GOAL:
Copy all the entries word for word, but omit the pictures.

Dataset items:
★ ★ ★ ★ ★
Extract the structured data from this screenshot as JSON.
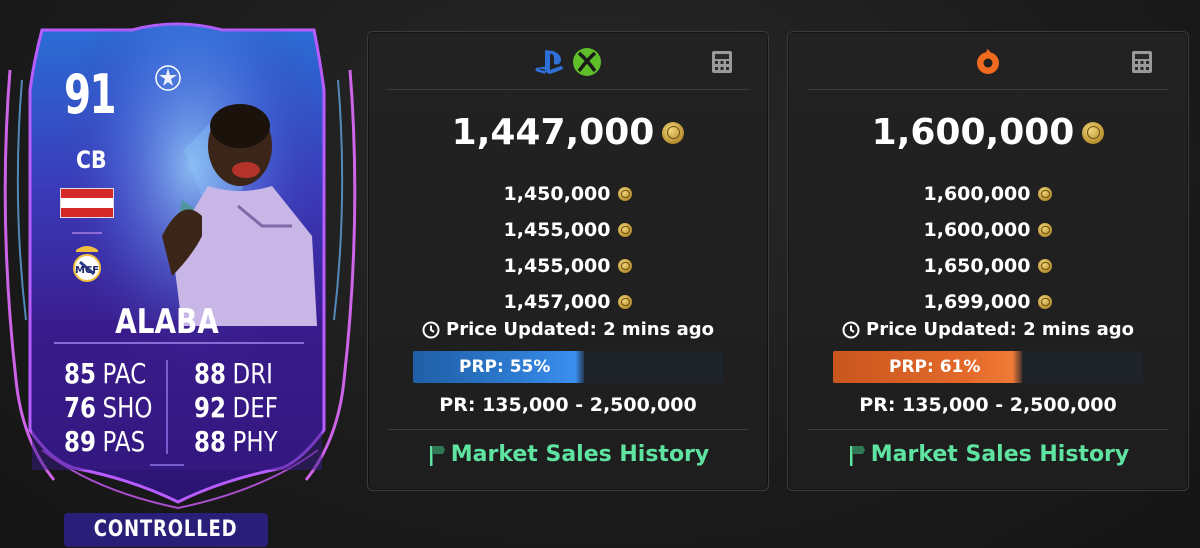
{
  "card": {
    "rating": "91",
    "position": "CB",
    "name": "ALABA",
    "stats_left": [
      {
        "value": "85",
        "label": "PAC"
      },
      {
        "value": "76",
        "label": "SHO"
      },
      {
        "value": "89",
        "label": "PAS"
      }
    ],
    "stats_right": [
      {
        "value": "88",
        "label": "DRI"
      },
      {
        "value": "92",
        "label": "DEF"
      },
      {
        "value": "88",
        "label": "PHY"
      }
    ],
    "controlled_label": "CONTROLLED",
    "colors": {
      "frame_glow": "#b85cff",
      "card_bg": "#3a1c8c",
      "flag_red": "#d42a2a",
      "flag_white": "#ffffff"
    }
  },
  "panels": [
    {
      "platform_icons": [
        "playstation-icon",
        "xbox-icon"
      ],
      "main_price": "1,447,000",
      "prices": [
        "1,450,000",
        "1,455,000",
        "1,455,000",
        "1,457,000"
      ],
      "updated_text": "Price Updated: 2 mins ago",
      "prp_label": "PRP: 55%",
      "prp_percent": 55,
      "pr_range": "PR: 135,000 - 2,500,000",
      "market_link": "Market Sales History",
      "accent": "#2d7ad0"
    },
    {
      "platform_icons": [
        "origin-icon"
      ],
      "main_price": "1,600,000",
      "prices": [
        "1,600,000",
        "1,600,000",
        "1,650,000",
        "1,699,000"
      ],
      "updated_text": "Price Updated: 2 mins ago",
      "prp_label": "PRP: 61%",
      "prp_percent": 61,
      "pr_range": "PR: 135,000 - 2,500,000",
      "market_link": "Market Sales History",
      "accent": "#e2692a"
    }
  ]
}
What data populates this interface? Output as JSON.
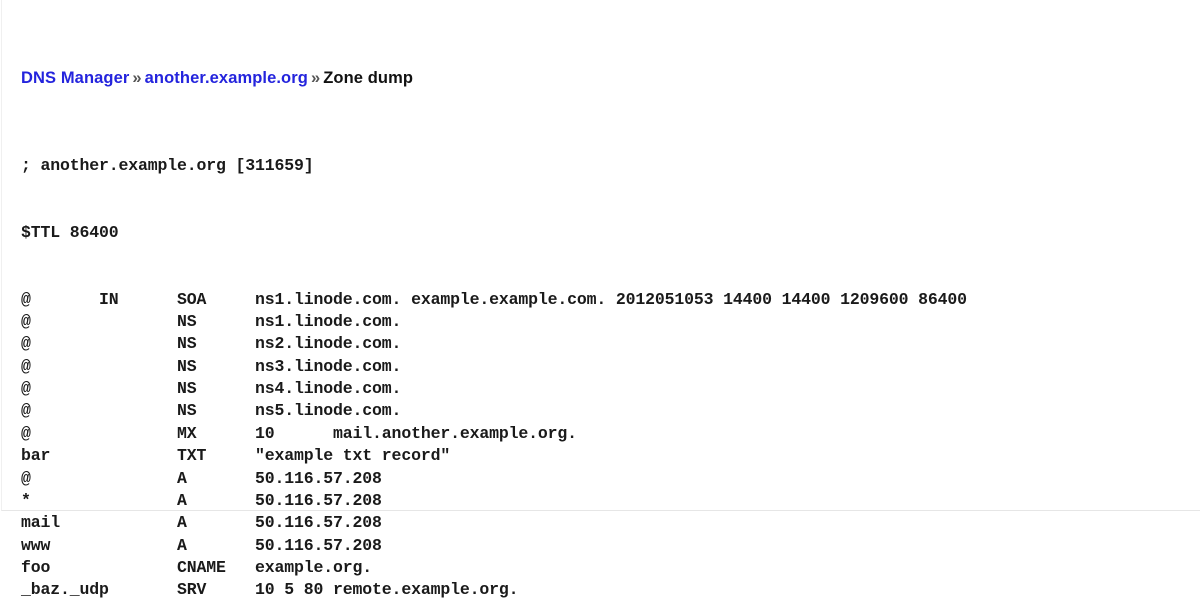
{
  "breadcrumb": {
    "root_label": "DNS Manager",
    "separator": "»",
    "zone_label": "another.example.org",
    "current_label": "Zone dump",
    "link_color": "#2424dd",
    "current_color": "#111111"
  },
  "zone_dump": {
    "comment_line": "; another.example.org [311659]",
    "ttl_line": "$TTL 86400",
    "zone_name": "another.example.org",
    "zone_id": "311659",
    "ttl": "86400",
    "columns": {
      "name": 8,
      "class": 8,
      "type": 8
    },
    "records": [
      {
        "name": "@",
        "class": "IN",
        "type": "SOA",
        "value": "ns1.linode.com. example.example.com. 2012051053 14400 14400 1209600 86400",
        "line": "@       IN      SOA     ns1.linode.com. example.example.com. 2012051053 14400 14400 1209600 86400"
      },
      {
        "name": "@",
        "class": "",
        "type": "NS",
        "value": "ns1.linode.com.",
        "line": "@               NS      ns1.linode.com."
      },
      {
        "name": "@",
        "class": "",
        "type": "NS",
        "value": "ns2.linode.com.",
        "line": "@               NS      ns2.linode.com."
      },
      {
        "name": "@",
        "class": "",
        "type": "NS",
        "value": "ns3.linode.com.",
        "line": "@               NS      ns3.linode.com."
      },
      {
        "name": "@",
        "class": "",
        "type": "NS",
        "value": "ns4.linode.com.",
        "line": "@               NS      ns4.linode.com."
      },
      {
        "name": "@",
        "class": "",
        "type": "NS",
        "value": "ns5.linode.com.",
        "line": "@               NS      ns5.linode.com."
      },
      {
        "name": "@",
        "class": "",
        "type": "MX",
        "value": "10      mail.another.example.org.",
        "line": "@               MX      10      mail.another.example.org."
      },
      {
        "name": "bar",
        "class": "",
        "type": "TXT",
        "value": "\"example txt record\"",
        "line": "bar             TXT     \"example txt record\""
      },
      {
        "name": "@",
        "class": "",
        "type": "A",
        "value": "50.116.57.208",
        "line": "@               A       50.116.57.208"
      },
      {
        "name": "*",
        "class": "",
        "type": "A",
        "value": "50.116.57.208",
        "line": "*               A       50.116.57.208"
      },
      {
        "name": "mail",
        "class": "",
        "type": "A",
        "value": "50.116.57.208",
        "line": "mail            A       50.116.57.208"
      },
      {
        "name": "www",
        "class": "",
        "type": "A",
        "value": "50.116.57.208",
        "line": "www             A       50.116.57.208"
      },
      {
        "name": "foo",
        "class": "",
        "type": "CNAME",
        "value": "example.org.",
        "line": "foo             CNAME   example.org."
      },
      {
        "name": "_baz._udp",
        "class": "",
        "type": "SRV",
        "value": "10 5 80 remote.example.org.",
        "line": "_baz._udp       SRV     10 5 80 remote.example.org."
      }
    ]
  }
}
★ ★ ★ ★ ★
ANSWER TO THE PROBLEM:
Extract the structured data from this screenshot as JSON.
{
  "card": {
    "rating": "91",
    "position": "CB",
    "name": "ALABA",
    "stats_left": [
      {
        "value": "85",
        "label": "PAC"
      },
      {
        "value": "76",
        "label": "SHO"
      },
      {
        "value": "89",
        "label": "PAS"
      }
    ],
    "stats_right": [
      {
        "value": "88",
        "label": "DRI"
      },
      {
        "value": "92",
        "label": "DEF"
      },
      {
        "value": "88",
        "label": "PHY"
      }
    ],
    "controlled_label": "CONTROLLED",
    "colors": {
      "frame_glow": "#b85cff",
      "card_bg": "#3a1c8c",
      "flag_red": "#d42a2a",
      "flag_white": "#ffffff"
    }
  },
  "panels": [
    {
      "platform_icons": [
        "playstation-icon",
        "xbox-icon"
      ],
      "main_price": "1,447,000",
      "prices": [
        "1,450,000",
        "1,455,000",
        "1,455,000",
        "1,457,000"
      ],
      "updated_text": "Price Updated: 2 mins ago",
      "prp_label": "PRP: 55%",
      "prp_percent": 55,
      "pr_range": "PR: 135,000 - 2,500,000",
      "market_link": "Market Sales History",
      "accent": "#2d7ad0"
    },
    {
      "platform_icons": [
        "origin-icon"
      ],
      "main_price": "1,600,000",
      "prices": [
        "1,600,000",
        "1,600,000",
        "1,650,000",
        "1,699,000"
      ],
      "updated_text": "Price Updated: 2 mins ago",
      "prp_label": "PRP: 61%",
      "prp_percent": 61,
      "pr_range": "PR: 135,000 - 2,500,000",
      "market_link": "Market Sales History",
      "accent": "#e2692a"
    }
  ]
}
What data populates this interface? Output as JSON.
{
  "breadcrumb": {
    "root_label": "DNS Manager",
    "separator": "»",
    "zone_label": "another.example.org",
    "current_label": "Zone dump",
    "link_color": "#2424dd",
    "current_color": "#111111"
  },
  "zone_dump": {
    "comment_line": "; another.example.org [311659]",
    "ttl_line": "$TTL 86400",
    "zone_name": "another.example.org",
    "zone_id": "311659",
    "ttl": "86400",
    "columns": {
      "name": 8,
      "class": 8,
      "type": 8
    },
    "records": [
      {
        "name": "@",
        "class": "IN",
        "type": "SOA",
        "value": "ns1.linode.com. example.example.com. 2012051053 14400 14400 1209600 86400",
        "line": "@       IN      SOA     ns1.linode.com. example.example.com. 2012051053 14400 14400 1209600 86400"
      },
      {
        "name": "@",
        "class": "",
        "type": "NS",
        "value": "ns1.linode.com.",
        "line": "@               NS      ns1.linode.com."
      },
      {
        "name": "@",
        "class": "",
        "type": "NS",
        "value": "ns2.linode.com.",
        "line": "@               NS      ns2.linode.com."
      },
      {
        "name": "@",
        "class": "",
        "type": "NS",
        "value": "ns3.linode.com.",
        "line": "@               NS      ns3.linode.com."
      },
      {
        "name": "@",
        "class": "",
        "type": "NS",
        "value": "ns4.linode.com.",
        "line": "@               NS      ns4.linode.com."
      },
      {
        "name": "@",
        "class": "",
        "type": "NS",
        "value": "ns5.linode.com.",
        "line": "@               NS      ns5.linode.com."
      },
      {
        "name": "@",
        "class": "",
        "type": "MX",
        "value": "10      mail.another.example.org.",
        "line": "@               MX      10      mail.another.example.org."
      },
      {
        "name": "bar",
        "class": "",
        "type": "TXT",
        "value": "\"example txt record\"",
        "line": "bar             TXT     \"example txt record\""
      },
      {
        "name": "@",
        "class": "",
        "type": "A",
        "value": "50.116.57.208",
        "line": "@               A       50.116.57.208"
      },
      {
        "name": "*",
        "class": "",
        "type": "A",
        "value": "50.116.57.208",
        "line": "*               A       50.116.57.208"
      },
      {
        "name": "mail",
        "class": "",
        "type": "A",
        "value": "50.116.57.208",
        "line": "mail            A       50.116.57.208"
      },
      {
        "name": "www",
        "class": "",
        "type": "A",
        "value": "50.116.57.208",
        "line": "www             A       50.116.57.208"
      },
      {
        "name": "foo",
        "class": "",
        "type": "CNAME",
        "value": "example.org.",
        "line": "foo             CNAME   example.org."
      },
      {
        "name": "_baz._udp",
        "class": "",
        "type": "SRV",
        "value": "10 5 80 remote.example.org.",
        "line": "_baz._udp       SRV     10 5 80 remote.example.org."
      }
    ]
  }
}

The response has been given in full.